Figure record extracts:

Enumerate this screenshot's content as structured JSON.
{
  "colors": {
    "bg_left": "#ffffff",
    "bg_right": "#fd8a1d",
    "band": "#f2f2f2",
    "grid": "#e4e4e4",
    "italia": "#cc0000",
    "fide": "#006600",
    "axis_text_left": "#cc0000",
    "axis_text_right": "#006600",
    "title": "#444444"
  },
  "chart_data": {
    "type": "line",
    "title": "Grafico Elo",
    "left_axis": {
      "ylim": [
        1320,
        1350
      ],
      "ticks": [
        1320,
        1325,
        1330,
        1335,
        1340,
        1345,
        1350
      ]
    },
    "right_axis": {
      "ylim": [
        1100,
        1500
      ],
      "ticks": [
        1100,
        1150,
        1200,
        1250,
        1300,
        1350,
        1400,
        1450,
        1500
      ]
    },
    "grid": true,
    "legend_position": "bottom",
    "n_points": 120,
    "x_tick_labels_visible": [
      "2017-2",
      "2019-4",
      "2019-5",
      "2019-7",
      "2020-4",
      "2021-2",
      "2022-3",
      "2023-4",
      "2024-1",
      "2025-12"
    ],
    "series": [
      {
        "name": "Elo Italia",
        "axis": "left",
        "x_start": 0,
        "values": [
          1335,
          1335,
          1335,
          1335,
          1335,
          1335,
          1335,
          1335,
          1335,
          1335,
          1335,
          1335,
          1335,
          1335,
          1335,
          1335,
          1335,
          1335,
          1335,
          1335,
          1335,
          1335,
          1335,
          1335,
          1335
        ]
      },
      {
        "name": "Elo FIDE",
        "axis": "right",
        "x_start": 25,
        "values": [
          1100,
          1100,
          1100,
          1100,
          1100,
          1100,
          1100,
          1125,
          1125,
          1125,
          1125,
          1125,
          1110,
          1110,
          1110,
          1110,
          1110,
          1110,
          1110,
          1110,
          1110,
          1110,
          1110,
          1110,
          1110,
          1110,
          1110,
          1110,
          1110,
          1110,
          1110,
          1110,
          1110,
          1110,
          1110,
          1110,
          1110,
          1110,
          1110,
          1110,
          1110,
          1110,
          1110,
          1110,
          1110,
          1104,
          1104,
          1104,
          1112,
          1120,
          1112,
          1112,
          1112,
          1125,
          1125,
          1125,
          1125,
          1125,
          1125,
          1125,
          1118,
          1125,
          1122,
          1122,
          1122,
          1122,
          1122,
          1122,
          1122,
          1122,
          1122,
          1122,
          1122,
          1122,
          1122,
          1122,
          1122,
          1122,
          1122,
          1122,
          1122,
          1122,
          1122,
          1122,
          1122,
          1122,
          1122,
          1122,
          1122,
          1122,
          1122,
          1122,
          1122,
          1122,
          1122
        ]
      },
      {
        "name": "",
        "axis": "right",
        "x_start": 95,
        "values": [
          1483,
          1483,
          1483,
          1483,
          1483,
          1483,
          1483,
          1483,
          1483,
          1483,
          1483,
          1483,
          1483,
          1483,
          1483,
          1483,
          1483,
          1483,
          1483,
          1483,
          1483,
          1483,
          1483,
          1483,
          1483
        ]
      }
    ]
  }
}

(Description of the task) Faithfully reproduce all of the records, character for character.

(Expected answer)
Enumerate this screenshot's content as structured JSON.
{
  "colors": {
    "bg_left": "#ffffff",
    "bg_right": "#fd8a1d",
    "band": "#f2f2f2",
    "grid": "#e4e4e4",
    "italia": "#cc0000",
    "fide": "#006600",
    "axis_text_left": "#cc0000",
    "axis_text_right": "#006600",
    "title": "#444444"
  },
  "chart_data": {
    "type": "line",
    "title": "Grafico Elo",
    "left_axis": {
      "ylim": [
        1320,
        1350
      ],
      "ticks": [
        1320,
        1325,
        1330,
        1335,
        1340,
        1345,
        1350
      ]
    },
    "right_axis": {
      "ylim": [
        1100,
        1500
      ],
      "ticks": [
        1100,
        1150,
        1200,
        1250,
        1300,
        1350,
        1400,
        1450,
        1500
      ]
    },
    "grid": true,
    "legend_position": "bottom",
    "n_points": 120,
    "x_tick_labels_visible": [
      "2017-2",
      "2019-4",
      "2019-5",
      "2019-7",
      "2020-4",
      "2021-2",
      "2022-3",
      "2023-4",
      "2024-1",
      "2025-12"
    ],
    "series": [
      {
        "name": "Elo Italia",
        "axis": "left",
        "x_start": 0,
        "values": [
          1335,
          1335,
          1335,
          1335,
          1335,
          1335,
          1335,
          1335,
          1335,
          1335,
          1335,
          1335,
          1335,
          1335,
          1335,
          1335,
          1335,
          1335,
          1335,
          1335,
          1335,
          1335,
          1335,
          1335,
          1335
        ]
      },
      {
        "name": "Elo FIDE",
        "axis": "right",
        "x_start": 25,
        "values": [
          1100,
          1100,
          1100,
          1100,
          1100,
          1100,
          1100,
          1125,
          1125,
          1125,
          1125,
          1125,
          1110,
          1110,
          1110,
          1110,
          1110,
          1110,
          1110,
          1110,
          1110,
          1110,
          1110,
          1110,
          1110,
          1110,
          1110,
          1110,
          1110,
          1110,
          1110,
          1110,
          1110,
          1110,
          1110,
          1110,
          1110,
          1110,
          1110,
          1110,
          1110,
          1110,
          1110,
          1110,
          1110,
          1104,
          1104,
          1104,
          1112,
          1120,
          1112,
          1112,
          1112,
          1125,
          1125,
          1125,
          1125,
          1125,
          1125,
          1125,
          1118,
          1125,
          1122,
          1122,
          1122,
          1122,
          1122,
          1122,
          1122,
          1122,
          1122,
          1122,
          1122,
          1122,
          1122,
          1122,
          1122,
          1122,
          1122,
          1122,
          1122,
          1122,
          1122,
          1122,
          1122,
          1122,
          1122,
          1122,
          1122,
          1122,
          1122,
          1122,
          1122,
          1122,
          1122
        ]
      },
      {
        "name": "",
        "axis": "right",
        "x_start": 95,
        "values": [
          1483,
          1483,
          1483,
          1483,
          1483,
          1483,
          1483,
          1483,
          1483,
          1483,
          1483,
          1483,
          1483,
          1483,
          1483,
          1483,
          1483,
          1483,
          1483,
          1483,
          1483,
          1483,
          1483,
          1483,
          1483
        ]
      }
    ]
  }
}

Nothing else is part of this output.